--- Exercise brief ---
Please write the listing below out again exactly, leaving every picture behind.

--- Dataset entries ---
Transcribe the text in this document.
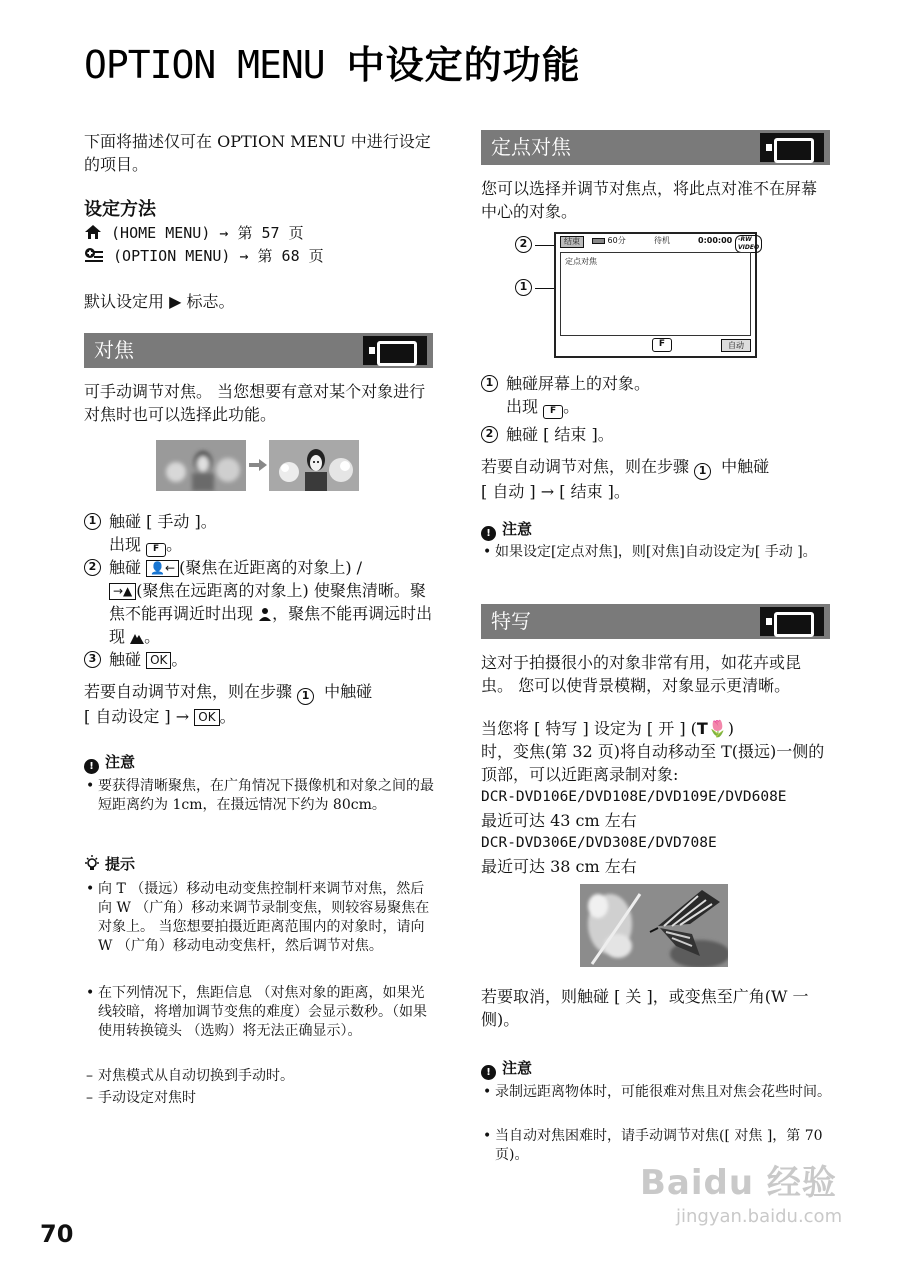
OPTION MENU 中设定的功能
下面将描述仅可在 OPTION MENU 中进行设定的项目。
设定方法
(HOME MENU) → 第 57 页
(OPTION MENU) → 第 68 页
默认设定用 ▶ 标志。
对焦
可手动调节对焦。 当您想要有意对某个对象进行对焦时也可以选择此功能。
1 触碰 [ 手动 ]。
出现 F 。
2 触碰 👤← (聚焦在近距离的对象上) /
→▲ (聚焦在远距离的对象上) 使聚焦清晰。聚焦不能再调近时出现 ，聚焦不能再调远时出现 。
3 触碰 OK 。
若要自动调节对焦，则在步骤 1 中触碰
[ 自动设定 ] → OK 。
! 注意
• 要获得清晰聚焦，在广角情况下摄像机和对象之间的最短距离约为 1cm，在摄远情况下约为 80cm。
提示
• 向 T （摄远）移动电动变焦控制杆来调节对焦，然后向 W （广角）移动来调节录制变焦，则较容易聚焦在对象上。 当您想要拍摄近距离范围内的对象时，请向 W （广角）移动电动变焦杆，然后调节对焦。
• 在下列情况下，焦距信息 （对焦对象的距离，如果光线较暗，将增加调节变焦的难度）会显示数秒。（如果使用转换镜头 （选购）将无法正确显示）。
– 对焦模式从自动切换到手动时。
– 手动设定对焦时
定点对焦
您可以选择并调节对焦点，将此点对准不在屏幕中心的对象。
2
1
结束	60分	待机	0:00:00 -RW VIDEO
定点对焦
F	自动
1 触碰屏幕上的对象。
出现 F 。
2 触碰 [ 结束 ]。
若要自动调节对焦，则在步骤 1 中触碰
[ 自动 ] → [ 结束 ]。
! 注意
• 如果设定[定点对焦]，则[对焦]自动设定为[ 手动 ]。
特写
这对于拍摄很小的对象非常有用，如花卉或昆虫。 您可以使背景模糊，对象显示更清晰。
当您将 [ 特写 ] 设定为 [ 开 ] (T🌷)
时，变焦(第 32 页)将自动移动至 T(摄远)一侧的顶部，可以近距离录制对象:
DCR-DVD106E/DVD108E/DVD109E/DVD608E
最近可达 43 cm 左右
DCR-DVD306E/DVD308E/DVD708E
最近可达 38 cm 左右
若要取消，则触碰 [ 关 ]，或变焦至广角(W 一侧)。
! 注意
• 录制远距离物体时，可能很难对焦且对焦会花些时间。
• 当自动对焦困难时，请手动调节对焦([ 对焦 ]，第 70 页)。
70
Baidu 经验
jingyan.baidu.com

--- Reply ---
Transcribe the text in this document.
OPTION MENU 中设定的功能
下面将描述仅可在 OPTION MENU 中进行设定的项目。
设定方法
(HOME MENU) → 第 57 页
(OPTION MENU) → 第 68 页
默认设定用 ▶ 标志。
对焦
可手动调节对焦。 当您想要有意对某个对象进行对焦时也可以选择此功能。
1 触碰 [ 手动 ]。
出现 F 。
2 触碰 👤← (聚焦在近距离的对象上) /
→▲ (聚焦在远距离的对象上) 使聚焦清晰。聚焦不能再调近时出现 ，聚焦不能再调远时出现 。
3 触碰 OK 。
若要自动调节对焦，则在步骤 1 中触碰
[ 自动设定 ] → OK 。
! 注意
• 要获得清晰聚焦，在广角情况下摄像机和对象之间的最短距离约为 1cm，在摄远情况下约为 80cm。
提示
• 向 T （摄远）移动电动变焦控制杆来调节对焦，然后向 W （广角）移动来调节录制变焦，则较容易聚焦在对象上。 当您想要拍摄近距离范围内的对象时，请向 W （广角）移动电动变焦杆，然后调节对焦。
• 在下列情况下，焦距信息 （对焦对象的距离，如果光线较暗，将增加调节变焦的难度）会显示数秒。（如果使用转换镜头 （选购）将无法正确显示）。
– 对焦模式从自动切换到手动时。
– 手动设定对焦时
定点对焦
您可以选择并调节对焦点，将此点对准不在屏幕中心的对象。
2
1
结束	60分	待机	0:00:00 -RW VIDEO
定点对焦
F	自动
1 触碰屏幕上的对象。
出现 F 。
2 触碰 [ 结束 ]。
若要自动调节对焦，则在步骤 1 中触碰
[ 自动 ] → [ 结束 ]。
! 注意
• 如果设定[定点对焦]，则[对焦]自动设定为[ 手动 ]。
特写
这对于拍摄很小的对象非常有用，如花卉或昆虫。 您可以使背景模糊，对象显示更清晰。
当您将 [ 特写 ] 设定为 [ 开 ] (T🌷)
时，变焦(第 32 页)将自动移动至 T(摄远)一侧的顶部，可以近距离录制对象:
DCR-DVD106E/DVD108E/DVD109E/DVD608E
最近可达 43 cm 左右
DCR-DVD306E/DVD308E/DVD708E
最近可达 38 cm 左右
若要取消，则触碰 [ 关 ]，或变焦至广角(W 一侧)。
! 注意
• 录制远距离物体时，可能很难对焦且对焦会花些时间。
• 当自动对焦困难时，请手动调节对焦([ 对焦 ]，第 70 页)。
70
Baidu 经验
jingyan.baidu.com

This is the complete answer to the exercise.